• [Text section]
Q&A: Battery testing
Although recommended procedures for battery testing are well documented, test engineers are sometimes unclear about the details. This results in a significant number of calls to our helpline so we’re devoting this item to providing answers for some of the questions we’re most frequently asked.
Q: The IEEE standards that cover maintenance and testing of batteries include this recommendation for the six-month maintenance interval: “Verify that the station battery can perform as manufactured by evaluating cell/unit measurements indicative of battery performance against the battery baseline (e.g., ohmic measurements).” But what exactly does “battery baseline” mean and how do you establish this baseline?

• [Dataset content]
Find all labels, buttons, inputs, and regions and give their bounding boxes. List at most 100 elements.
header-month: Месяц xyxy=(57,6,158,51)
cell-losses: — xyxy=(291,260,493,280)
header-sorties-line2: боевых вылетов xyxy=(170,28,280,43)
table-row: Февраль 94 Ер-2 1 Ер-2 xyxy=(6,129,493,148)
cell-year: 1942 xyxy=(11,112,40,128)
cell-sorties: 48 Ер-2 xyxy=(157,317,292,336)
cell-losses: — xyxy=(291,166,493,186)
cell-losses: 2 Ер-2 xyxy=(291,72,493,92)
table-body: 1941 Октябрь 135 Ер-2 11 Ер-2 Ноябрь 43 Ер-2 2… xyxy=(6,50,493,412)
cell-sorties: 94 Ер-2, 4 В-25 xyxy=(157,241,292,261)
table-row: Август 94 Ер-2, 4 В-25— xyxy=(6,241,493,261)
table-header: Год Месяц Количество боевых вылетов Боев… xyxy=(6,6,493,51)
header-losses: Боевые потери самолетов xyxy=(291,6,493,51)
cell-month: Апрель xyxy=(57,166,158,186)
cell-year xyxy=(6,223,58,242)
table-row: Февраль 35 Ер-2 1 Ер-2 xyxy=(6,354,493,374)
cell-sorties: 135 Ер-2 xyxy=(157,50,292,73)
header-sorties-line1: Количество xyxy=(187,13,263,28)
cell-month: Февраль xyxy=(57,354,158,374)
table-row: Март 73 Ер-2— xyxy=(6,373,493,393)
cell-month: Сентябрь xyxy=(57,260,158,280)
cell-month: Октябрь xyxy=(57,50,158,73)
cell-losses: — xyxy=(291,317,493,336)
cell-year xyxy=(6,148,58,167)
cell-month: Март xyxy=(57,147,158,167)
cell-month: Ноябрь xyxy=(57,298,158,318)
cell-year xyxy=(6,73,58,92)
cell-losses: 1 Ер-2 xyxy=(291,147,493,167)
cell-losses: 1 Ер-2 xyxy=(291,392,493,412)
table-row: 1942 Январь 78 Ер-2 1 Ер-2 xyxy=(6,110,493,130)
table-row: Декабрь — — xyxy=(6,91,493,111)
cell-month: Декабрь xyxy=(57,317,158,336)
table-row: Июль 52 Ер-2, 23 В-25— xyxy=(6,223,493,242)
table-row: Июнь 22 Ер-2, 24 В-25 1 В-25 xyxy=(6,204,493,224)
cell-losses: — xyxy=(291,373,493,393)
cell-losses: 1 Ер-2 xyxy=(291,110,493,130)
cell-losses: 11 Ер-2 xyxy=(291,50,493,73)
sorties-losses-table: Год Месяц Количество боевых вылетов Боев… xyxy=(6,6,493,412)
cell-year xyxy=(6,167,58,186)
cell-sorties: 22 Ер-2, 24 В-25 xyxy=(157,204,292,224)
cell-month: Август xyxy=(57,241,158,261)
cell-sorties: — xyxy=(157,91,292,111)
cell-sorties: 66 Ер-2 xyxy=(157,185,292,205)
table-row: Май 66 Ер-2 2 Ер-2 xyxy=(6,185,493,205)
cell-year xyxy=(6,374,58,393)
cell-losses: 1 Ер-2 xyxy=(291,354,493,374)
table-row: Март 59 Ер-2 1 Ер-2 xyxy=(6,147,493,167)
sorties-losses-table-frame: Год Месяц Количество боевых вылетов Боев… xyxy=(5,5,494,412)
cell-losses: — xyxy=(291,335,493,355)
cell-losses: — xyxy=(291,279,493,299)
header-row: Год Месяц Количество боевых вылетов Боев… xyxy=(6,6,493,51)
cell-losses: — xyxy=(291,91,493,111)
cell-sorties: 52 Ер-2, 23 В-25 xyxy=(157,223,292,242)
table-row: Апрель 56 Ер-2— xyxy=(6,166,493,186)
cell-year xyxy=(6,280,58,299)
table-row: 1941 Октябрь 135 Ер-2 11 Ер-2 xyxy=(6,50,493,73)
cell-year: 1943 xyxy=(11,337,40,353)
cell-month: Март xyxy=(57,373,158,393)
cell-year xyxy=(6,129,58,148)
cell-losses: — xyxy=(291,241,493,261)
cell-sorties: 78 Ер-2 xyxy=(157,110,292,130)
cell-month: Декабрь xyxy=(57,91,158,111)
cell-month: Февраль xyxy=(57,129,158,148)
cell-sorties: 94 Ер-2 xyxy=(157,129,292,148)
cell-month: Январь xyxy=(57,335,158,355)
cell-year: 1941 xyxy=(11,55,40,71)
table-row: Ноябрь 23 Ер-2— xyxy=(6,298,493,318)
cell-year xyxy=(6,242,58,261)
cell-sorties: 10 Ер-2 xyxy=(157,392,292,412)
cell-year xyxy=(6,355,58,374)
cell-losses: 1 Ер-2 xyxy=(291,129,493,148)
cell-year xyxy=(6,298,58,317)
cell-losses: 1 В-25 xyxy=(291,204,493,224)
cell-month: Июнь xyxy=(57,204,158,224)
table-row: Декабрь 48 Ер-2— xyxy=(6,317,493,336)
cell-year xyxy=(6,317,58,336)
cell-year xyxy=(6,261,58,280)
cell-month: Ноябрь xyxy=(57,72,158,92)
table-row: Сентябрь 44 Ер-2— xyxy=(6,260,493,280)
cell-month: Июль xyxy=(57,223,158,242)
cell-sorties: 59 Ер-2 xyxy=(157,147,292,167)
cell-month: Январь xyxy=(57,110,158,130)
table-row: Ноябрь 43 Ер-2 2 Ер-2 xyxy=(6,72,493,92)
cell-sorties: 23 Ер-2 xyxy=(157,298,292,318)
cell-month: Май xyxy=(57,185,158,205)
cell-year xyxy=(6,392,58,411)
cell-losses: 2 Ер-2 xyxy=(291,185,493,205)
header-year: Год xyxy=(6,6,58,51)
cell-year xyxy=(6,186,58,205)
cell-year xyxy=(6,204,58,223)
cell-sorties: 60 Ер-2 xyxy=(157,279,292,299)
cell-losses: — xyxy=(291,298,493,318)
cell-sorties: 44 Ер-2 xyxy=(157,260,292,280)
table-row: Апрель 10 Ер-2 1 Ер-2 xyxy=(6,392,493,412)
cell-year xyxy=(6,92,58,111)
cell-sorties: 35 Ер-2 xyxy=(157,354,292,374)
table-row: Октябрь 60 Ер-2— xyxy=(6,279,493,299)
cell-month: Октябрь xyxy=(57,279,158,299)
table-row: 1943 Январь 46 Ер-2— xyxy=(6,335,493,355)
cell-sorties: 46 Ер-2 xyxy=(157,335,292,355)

• [Tasks]
1. In the battery testing Q&A, list every word that begins with "test", once for each time it appears, with a few words around each to show where it stands.
2. Write the next part of the battery testing Q&A, picking up after its last sentence.
You won't need the items for any of this.

• [Answers below]
1.
- "Q&A: Battery testing"
- "procedures for battery testing are well documented"
- "test engineers are sometimes unclear"
- "maintenance and testing of batteries"

2.
A: Baseline is one of the most misunderstood terms relating to ohmic testing. The baseline is a reference value against which you make comparisons. Although manufacturers sometimes provide baseline values and may even include them on the battery data sheet, the IEEE does not recommend using these values. This is because different ohmic testers use different signals and test frequencies, which means they will give different results for the same battery, and you have no way of knowing which tester the battery manufacturer used to establish the published baseline values. A further complication comes from the fact that the manufacturer usually performs tests on “green” batteries – those that have not yet completed formation. The IEEE recommends that users perform baseline tests on batteries after installation and after formation has been completed. For a VLA battery, this process typically takes around a week during which time the battery is fully charged, equalised, cooled down and capacity-tested to confirm that it has reached 100% capacity. New VRLA batteries need time for trapped gases to escape, so they often need to stay on charge for between three and six months before baseline values can be established. Gel cells can take up to a year to reach full formation. Overall, however, the most important thing to bear in mind is that ohmic testing is not an absolute test, it’s a relative test where you compare the results of new tests with the baseline value and look for changes.
Q: When comparing an ohmic measurement to the baseline value, how much change is considered acceptable?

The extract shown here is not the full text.